_REQUIREMENT_
From the notes on how MAO inhibitors work, copy the passage between "What are the effects" and "foods and drugs.", inclusive, word for word.

Top of SELECTED TEXT

Mechanism of action of MAOi
- MAO inhibition
- Tyramine accumulation
- Release of norepinephrine
- Vasoconstriction and increased blood pressure
How does MAO inhibition by phenelzine contribute to a hypertensive crisis?
Phenelzine inhibits the enzyme monoamine oxidase (MAO), which normally breaks down neurotransmitters and tyramine. When MAO is inhibited, tyramine is not efficiently metabolized and can be absorbed into the bloodstream.
What happens to tyramine in the body when MAO is inhibited?
Tyramine is not broken down efficiently and can accumulate in the bloodstream.
What effect does excessive tyramine have on norepinephrine?
Excessive tyramine causes the release of large amounts of norepinephrine from nerve terminals.
What are the effects of a sudden surge of norepinephrine in the bloodstream?
The sudden surge of norepinephrine leads to intense vasoconstriction and a rapid, significant increase in blood pressure, resulting in a hypertensive crisis.
What symptoms might a patient experience during a hypertensive crisis caused by MAOIs?
The patient might experience severe headache and elevated blood pressure, such as 200/100 mmHg, after consuming tyramine-rich foods or beverages.
Why have monoamine oxidase inhibitors (MAOIs) fallen out of favor as antidepressants?
MAOIs have fallen out of favor due to their adverse effects and interactions with certain foods and drugs.
What is the role of monoamine oxidase (MAO) enzymes?
MAO enzymes are responsible for the metabolism of monoamines, which are neurotransmitters located mostly in the CNS, with type A also found in the gut.
What are the two types of MAO enzymes, and what do they metabolize?
Type A metabolizes norepinephrine (NE), serotonin (5-HT), and tyramine, while Type B metabolizes dopamine
What is the specific role of MAO-A in neurotransmitter metabolism?
MAO-A is responsible for the metabolism of NE and 5-HT after they are reuptaken by their respective transporters (NET/SERT) into the nerve terminal.
How does inhibition of MAO enzymes in the brain produce the desired clinical effect?

Bottom of SELECTED TEXT
Top of GIVEN ENTRIES

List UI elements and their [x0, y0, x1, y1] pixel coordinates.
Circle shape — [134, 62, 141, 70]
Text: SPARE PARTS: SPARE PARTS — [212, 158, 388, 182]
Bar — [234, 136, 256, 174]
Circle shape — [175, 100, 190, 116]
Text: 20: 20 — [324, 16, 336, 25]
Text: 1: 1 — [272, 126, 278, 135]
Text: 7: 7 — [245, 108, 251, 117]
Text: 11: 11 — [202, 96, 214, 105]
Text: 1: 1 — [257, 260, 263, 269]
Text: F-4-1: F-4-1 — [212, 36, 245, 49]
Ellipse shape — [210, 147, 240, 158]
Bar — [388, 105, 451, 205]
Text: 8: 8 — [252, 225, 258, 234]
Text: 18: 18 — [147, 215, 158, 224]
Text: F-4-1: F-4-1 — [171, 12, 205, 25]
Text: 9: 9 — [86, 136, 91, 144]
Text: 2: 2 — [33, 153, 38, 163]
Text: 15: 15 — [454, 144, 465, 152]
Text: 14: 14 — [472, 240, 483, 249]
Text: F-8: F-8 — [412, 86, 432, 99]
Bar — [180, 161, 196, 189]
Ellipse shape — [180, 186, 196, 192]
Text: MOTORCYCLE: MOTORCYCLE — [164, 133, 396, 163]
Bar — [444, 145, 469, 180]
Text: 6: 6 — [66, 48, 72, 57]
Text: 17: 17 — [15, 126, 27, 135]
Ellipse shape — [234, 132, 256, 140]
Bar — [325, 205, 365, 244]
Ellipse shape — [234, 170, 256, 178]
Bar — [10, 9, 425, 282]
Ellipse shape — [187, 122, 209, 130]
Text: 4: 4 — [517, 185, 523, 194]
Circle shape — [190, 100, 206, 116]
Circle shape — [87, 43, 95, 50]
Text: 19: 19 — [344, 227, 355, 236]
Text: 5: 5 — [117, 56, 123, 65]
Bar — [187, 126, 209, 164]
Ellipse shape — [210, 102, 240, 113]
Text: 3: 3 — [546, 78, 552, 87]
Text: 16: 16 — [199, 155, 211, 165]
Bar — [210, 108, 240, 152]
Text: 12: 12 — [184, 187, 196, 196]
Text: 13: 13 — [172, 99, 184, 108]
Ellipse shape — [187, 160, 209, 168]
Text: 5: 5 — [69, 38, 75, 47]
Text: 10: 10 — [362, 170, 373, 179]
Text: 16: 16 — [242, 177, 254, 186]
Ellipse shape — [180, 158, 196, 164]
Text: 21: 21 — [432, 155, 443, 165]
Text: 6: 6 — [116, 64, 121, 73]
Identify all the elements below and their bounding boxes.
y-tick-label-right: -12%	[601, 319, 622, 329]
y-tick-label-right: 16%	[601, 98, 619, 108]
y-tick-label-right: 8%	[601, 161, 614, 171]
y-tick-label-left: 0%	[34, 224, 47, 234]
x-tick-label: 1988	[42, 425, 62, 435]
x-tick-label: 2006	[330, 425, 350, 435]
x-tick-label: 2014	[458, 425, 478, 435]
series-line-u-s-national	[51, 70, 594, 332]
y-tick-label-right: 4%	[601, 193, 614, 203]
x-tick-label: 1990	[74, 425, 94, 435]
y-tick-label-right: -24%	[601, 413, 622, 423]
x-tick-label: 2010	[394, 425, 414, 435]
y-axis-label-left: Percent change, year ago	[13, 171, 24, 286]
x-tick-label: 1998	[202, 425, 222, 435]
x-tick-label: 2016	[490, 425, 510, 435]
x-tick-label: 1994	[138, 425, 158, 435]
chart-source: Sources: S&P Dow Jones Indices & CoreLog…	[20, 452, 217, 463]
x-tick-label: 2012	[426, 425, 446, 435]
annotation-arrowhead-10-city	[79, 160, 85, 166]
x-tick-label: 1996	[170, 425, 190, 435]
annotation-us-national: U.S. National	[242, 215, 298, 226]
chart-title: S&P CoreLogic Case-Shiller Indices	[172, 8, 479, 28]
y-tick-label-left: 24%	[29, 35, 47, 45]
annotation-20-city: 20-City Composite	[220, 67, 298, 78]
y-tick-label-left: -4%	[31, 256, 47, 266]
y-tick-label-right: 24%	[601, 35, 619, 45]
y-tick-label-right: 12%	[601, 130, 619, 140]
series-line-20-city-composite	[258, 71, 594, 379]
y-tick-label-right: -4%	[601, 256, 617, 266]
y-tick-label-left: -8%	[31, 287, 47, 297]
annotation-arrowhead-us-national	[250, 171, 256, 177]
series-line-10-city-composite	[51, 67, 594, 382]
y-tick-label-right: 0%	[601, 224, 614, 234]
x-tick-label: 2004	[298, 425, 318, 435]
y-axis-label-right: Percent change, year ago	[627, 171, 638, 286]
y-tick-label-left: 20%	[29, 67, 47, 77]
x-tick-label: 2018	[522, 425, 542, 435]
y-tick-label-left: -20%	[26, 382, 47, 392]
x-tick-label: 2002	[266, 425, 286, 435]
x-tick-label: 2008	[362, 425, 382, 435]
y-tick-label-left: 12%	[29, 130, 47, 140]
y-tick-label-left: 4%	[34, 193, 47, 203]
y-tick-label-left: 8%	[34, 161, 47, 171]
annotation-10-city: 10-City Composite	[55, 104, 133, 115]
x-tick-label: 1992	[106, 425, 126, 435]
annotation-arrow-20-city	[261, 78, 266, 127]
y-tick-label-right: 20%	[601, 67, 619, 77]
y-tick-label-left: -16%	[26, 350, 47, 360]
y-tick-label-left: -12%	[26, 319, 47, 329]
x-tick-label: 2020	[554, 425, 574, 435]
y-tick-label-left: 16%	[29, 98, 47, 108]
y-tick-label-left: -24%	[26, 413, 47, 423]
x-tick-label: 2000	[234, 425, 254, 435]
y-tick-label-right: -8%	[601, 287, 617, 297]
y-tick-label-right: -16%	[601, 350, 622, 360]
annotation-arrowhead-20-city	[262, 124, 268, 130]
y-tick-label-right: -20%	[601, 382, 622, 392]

Bottom of GIVEN ENTRIES

_SOLVED PROBLEM_
What are the effects of a sudden surge of norepinephrine in the bloodstream?
The sudden surge of norepinephrine leads to intense vasoconstriction and a rapid, significant increase in blood pressure, resulting in a hypertensive crisis.
What symptoms might a patient experience during a hypertensive crisis caused by MAOIs?
The patient might experience severe headache and elevated blood pressure, such as 200/100 mmHg, after consuming tyramine-rich foods or beverages.
Why have monoamine oxidase inhibitors (MAOIs) fallen out of favor as antidepressants?
MAOIs have fallen out of favor due to their adverse effects and interactions with certain foods and drugs.